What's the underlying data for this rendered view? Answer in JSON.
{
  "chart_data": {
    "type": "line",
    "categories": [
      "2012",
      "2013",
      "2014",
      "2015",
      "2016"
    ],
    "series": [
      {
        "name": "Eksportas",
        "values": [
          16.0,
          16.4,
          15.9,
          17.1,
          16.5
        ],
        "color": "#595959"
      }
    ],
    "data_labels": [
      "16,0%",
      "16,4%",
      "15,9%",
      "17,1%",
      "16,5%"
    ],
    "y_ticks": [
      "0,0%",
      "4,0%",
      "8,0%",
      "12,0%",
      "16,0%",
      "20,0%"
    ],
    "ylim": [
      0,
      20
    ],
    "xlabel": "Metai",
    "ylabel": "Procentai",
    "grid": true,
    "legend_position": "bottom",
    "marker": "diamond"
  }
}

▶ [YOUR OBJECTIVE] Retype the data exactly as given.

▶ [TASK SOLUTION]
What's the underlying data for this rendered view? Answer in JSON.
{
  "chart_data": {
    "type": "line",
    "categories": [
      "2012",
      "2013",
      "2014",
      "2015",
      "2016"
    ],
    "series": [
      {
        "name": "Eksportas",
        "values": [
          16.0,
          16.4,
          15.9,
          17.1,
          16.5
        ],
        "color": "#595959"
      }
    ],
    "data_labels": [
      "16,0%",
      "16,4%",
      "15,9%",
      "17,1%",
      "16,5%"
    ],
    "y_ticks": [
      "0,0%",
      "4,0%",
      "8,0%",
      "12,0%",
      "16,0%",
      "20,0%"
    ],
    "ylim": [
      0,
      20
    ],
    "xlabel": "Metai",
    "ylabel": "Procentai",
    "grid": true,
    "legend_position": "bottom",
    "marker": "diamond"
  }
}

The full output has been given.